INPUT:
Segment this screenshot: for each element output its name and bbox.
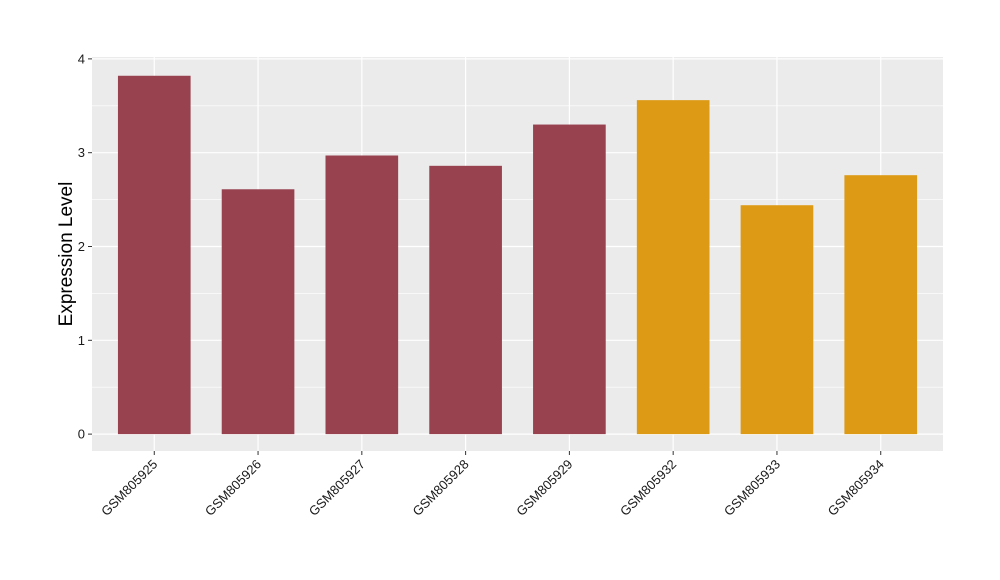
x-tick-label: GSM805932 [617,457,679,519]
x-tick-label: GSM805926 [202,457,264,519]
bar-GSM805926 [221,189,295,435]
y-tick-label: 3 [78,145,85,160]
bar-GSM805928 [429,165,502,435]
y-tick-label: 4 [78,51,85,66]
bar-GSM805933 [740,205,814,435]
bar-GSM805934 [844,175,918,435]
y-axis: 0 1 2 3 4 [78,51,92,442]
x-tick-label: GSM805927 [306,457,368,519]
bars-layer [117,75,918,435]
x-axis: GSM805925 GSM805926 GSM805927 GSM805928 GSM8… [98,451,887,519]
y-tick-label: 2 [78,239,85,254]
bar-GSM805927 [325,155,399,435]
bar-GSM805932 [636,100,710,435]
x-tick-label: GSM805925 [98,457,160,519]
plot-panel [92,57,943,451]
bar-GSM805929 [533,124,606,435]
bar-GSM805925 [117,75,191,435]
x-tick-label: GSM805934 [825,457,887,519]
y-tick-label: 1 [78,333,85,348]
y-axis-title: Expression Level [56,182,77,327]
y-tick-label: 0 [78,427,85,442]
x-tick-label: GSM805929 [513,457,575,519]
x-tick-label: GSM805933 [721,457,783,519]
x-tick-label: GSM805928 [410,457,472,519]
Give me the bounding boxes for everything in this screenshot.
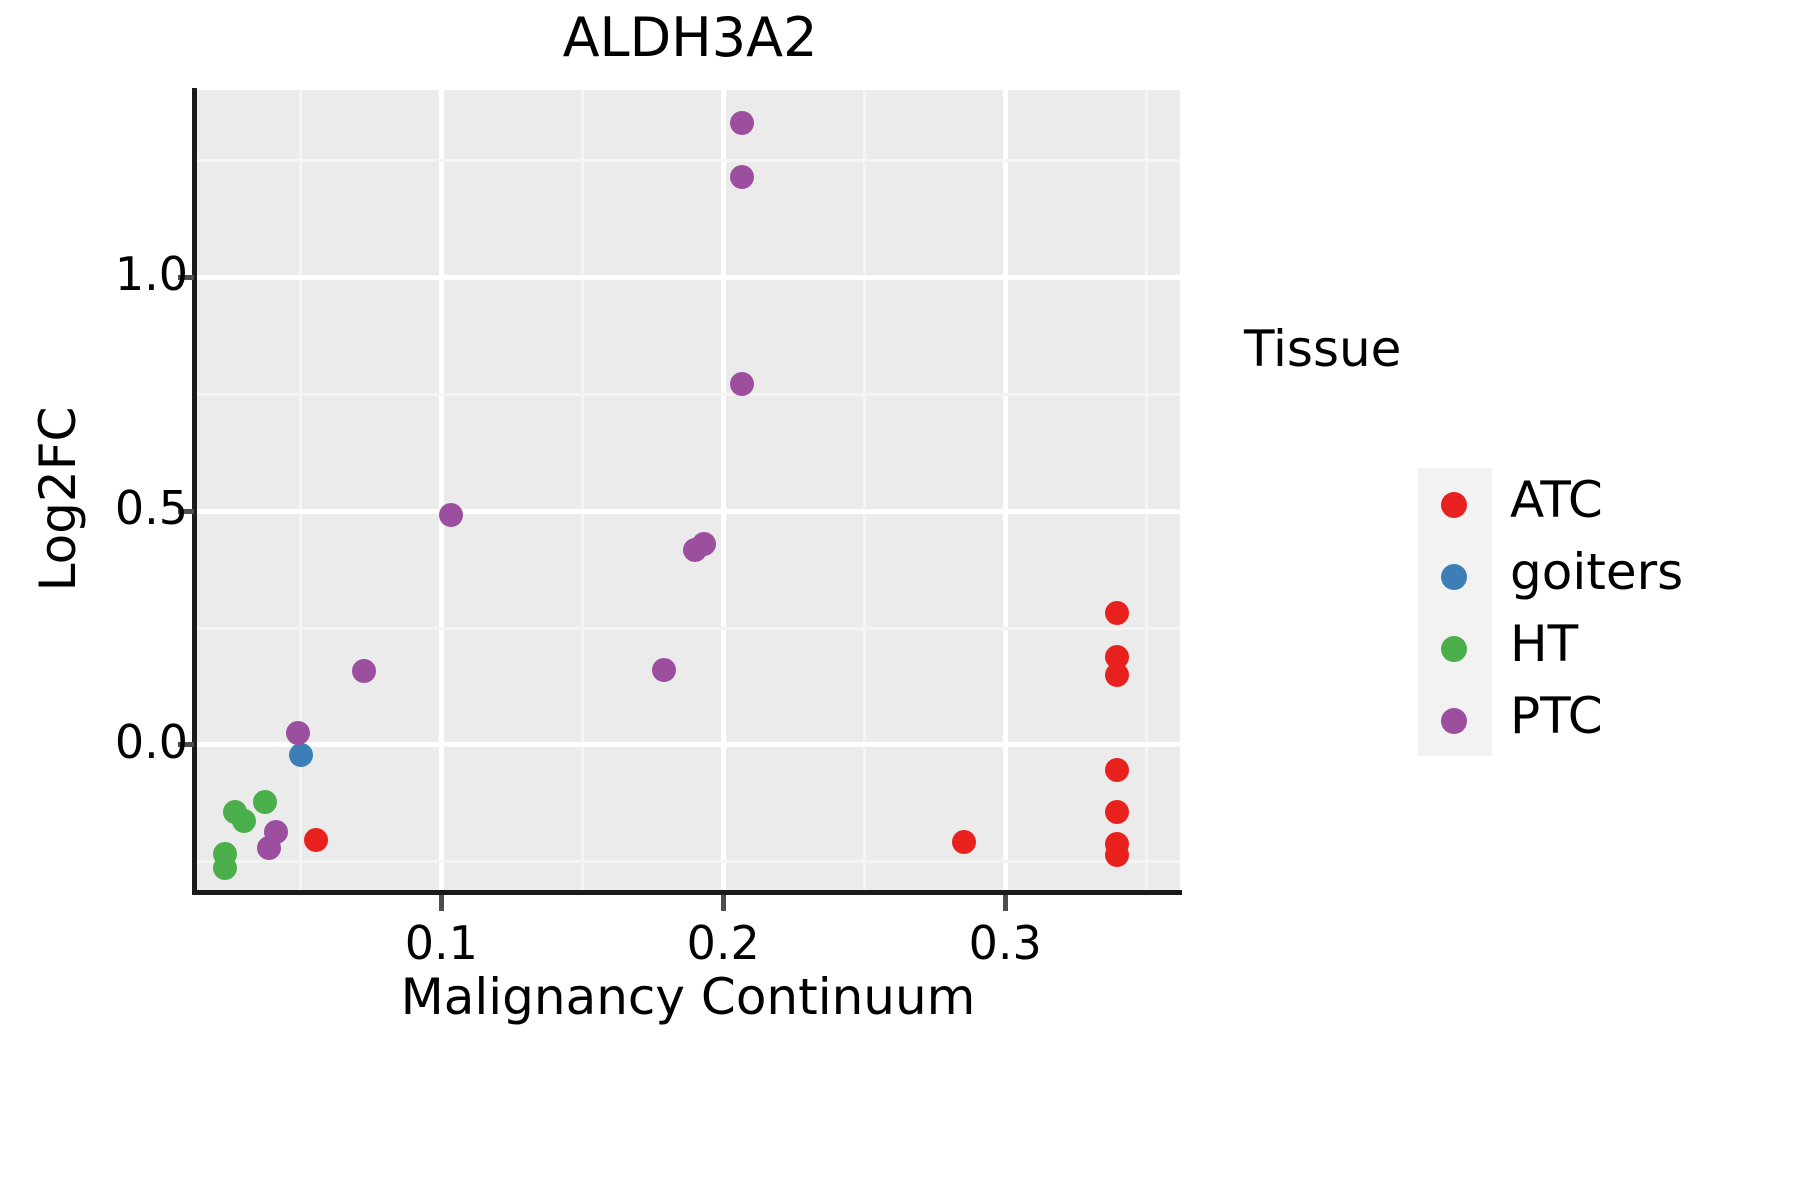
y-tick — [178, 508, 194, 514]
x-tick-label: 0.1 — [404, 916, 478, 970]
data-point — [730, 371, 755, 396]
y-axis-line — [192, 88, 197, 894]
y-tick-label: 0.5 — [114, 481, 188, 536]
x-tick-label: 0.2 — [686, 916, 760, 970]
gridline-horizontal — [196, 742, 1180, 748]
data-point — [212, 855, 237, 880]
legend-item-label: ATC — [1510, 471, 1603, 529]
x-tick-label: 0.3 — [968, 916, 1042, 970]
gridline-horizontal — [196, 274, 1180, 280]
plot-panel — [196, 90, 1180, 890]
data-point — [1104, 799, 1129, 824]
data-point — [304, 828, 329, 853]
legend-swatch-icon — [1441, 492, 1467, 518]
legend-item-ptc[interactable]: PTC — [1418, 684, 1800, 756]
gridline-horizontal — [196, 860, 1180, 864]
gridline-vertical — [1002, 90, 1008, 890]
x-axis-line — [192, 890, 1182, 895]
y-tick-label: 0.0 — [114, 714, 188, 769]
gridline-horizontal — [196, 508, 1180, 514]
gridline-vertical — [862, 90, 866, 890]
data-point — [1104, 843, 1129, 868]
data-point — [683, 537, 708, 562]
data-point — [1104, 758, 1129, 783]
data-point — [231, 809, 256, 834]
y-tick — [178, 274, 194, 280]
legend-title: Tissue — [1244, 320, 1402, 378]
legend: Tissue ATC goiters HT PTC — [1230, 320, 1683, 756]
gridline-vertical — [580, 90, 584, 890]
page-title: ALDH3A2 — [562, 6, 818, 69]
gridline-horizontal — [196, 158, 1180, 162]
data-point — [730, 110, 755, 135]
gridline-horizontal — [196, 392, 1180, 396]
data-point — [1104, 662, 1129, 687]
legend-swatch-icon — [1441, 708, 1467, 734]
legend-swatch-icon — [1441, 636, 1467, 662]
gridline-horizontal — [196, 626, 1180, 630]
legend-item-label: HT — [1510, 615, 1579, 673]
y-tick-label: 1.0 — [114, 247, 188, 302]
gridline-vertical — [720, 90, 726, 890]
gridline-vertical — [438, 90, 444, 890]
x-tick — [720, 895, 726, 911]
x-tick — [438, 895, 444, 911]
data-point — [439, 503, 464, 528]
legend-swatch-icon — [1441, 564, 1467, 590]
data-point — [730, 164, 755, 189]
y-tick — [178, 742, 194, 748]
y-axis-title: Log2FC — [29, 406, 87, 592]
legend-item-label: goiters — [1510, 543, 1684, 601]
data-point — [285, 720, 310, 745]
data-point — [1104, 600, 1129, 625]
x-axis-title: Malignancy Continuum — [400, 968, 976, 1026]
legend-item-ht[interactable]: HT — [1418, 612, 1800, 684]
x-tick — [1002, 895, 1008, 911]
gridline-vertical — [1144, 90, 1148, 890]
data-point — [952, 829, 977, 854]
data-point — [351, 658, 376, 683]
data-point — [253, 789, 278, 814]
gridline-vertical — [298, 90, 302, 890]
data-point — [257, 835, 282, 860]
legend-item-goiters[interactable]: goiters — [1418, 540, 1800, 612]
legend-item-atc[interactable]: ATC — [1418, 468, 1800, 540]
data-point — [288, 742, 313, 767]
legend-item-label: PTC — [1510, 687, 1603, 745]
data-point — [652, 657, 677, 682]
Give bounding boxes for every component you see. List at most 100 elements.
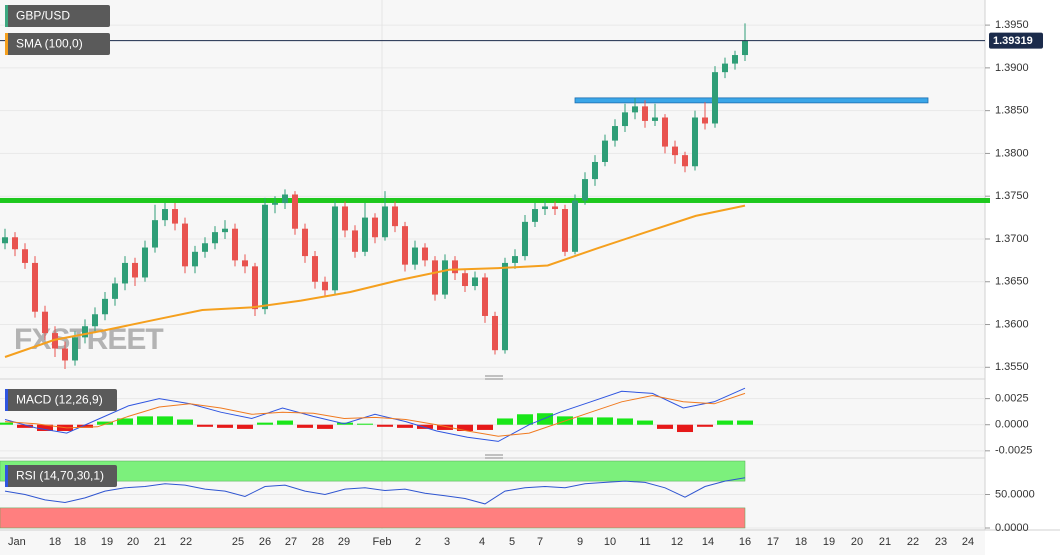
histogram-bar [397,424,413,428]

STATED TASK:
Copy the lines from the line with "y-tick — [178, 508, 194, 514]" to the line with "legend-item-ptc[interactable]: PTC —", replacing "data-point" with "scatter-marker" and leaving everything else as it is.

RESULT OF THE TASK:
y-tick — [178, 508, 194, 514]
x-tick-label: 0.1 — [404, 916, 478, 970]
scatter-marker — [730, 371, 755, 396]
y-axis-line — [192, 88, 197, 894]
y-tick-label: 0.5 — [114, 481, 188, 536]
x-tick-label: 0.2 — [686, 916, 760, 970]
gridline-horizontal — [196, 742, 1180, 748]
scatter-marker — [212, 855, 237, 880]
legend-item-label: ATC — [1510, 471, 1603, 529]
x-tick-label: 0.3 — [968, 916, 1042, 970]
gridline-horizontal — [196, 274, 1180, 280]
plot-panel — [196, 90, 1180, 890]
scatter-marker — [1104, 799, 1129, 824]
scatter-marker — [304, 828, 329, 853]
legend-swatch-icon — [1441, 492, 1467, 518]
legend-item-ptc[interactable]: PTC — [1418, 684, 1800, 756]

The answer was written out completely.